Task details: Repeat each of the entries below word for word, keeping every line in its original order.

◆ ◆ ◆

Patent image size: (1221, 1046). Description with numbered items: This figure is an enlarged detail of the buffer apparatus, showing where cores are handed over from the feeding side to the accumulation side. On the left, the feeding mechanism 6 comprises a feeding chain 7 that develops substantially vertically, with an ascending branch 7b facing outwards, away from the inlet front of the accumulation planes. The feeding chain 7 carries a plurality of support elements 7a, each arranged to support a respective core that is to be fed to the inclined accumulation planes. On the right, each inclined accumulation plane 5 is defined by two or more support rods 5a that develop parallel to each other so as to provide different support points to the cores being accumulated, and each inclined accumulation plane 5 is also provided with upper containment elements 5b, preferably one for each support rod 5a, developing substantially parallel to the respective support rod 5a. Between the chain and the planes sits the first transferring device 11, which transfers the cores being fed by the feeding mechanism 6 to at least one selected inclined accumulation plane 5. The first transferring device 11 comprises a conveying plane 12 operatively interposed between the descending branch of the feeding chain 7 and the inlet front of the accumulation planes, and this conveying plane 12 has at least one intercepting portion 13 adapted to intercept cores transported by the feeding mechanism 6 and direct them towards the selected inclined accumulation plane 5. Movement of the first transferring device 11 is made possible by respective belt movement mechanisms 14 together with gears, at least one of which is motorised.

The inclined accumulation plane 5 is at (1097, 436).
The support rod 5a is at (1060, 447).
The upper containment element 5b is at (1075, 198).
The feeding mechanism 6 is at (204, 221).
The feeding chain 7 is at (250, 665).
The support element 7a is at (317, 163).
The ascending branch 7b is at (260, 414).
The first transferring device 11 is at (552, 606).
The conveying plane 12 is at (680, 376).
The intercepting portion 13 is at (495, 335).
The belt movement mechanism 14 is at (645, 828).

◆ ◆ ◆

Written response:
Patent image size: (1221, 1046). Description with numbered items: This figure is an enlarged detail of the buffer apparatus, showing where cores are handed over from the feeding side to the accumulation side. On the left, the feeding mechanism 6 comprises a feeding chain 7 that develops substantially vertically, with an ascending branch 7b facing outwards, away from the inlet front of the accumulation planes. The feeding chain 7 carries a plurality of support elements 7a, each arranged to support a respective core that is to be fed to the inclined accumulation planes. On the right, each inclined accumulation plane 5 is defined by two or more support rods 5a that develop parallel to each other so as to provide different support points to the cores being accumulated, and each inclined accumulation plane 5 is also provided with upper containment elements 5b, preferably one for each support rod 5a, developing substantially parallel to the respective support rod 5a. Between the chain and the planes sits the first transferring device 11, which transfers the cores being fed by the feeding mechanism 6 to at least one selected inclined accumulation plane 5. The first transferring device 11 comprises a conveying plane 12 operatively interposed between the descending branch of the feeding chain 7 and the inlet front of the accumulation planes, and this conveying plane 12 has at least one intercepting portion 13 adapted to intercept cores transported by the feeding mechanism 6 and direct them towards the selected inclined accumulation plane 5. Movement of the first transferring device 11 is made possible by respective belt movement mechanisms 14 together with gears, at least one of which is motorised.

The inclined accumulation plane 5 is at (1097, 436).
The support rod 5a is at (1060, 447).
The upper containment element 5b is at (1075, 198).
The feeding mechanism 6 is at (204, 221).
The feeding chain 7 is at (250, 665).
The support element 7a is at (317, 163).
The ascending branch 7b is at (260, 414).
The first transferring device 11 is at (552, 606).
The conveying plane 12 is at (680, 376).
The intercepting portion 13 is at (495, 335).
The belt movement mechanism 14 is at (645, 828).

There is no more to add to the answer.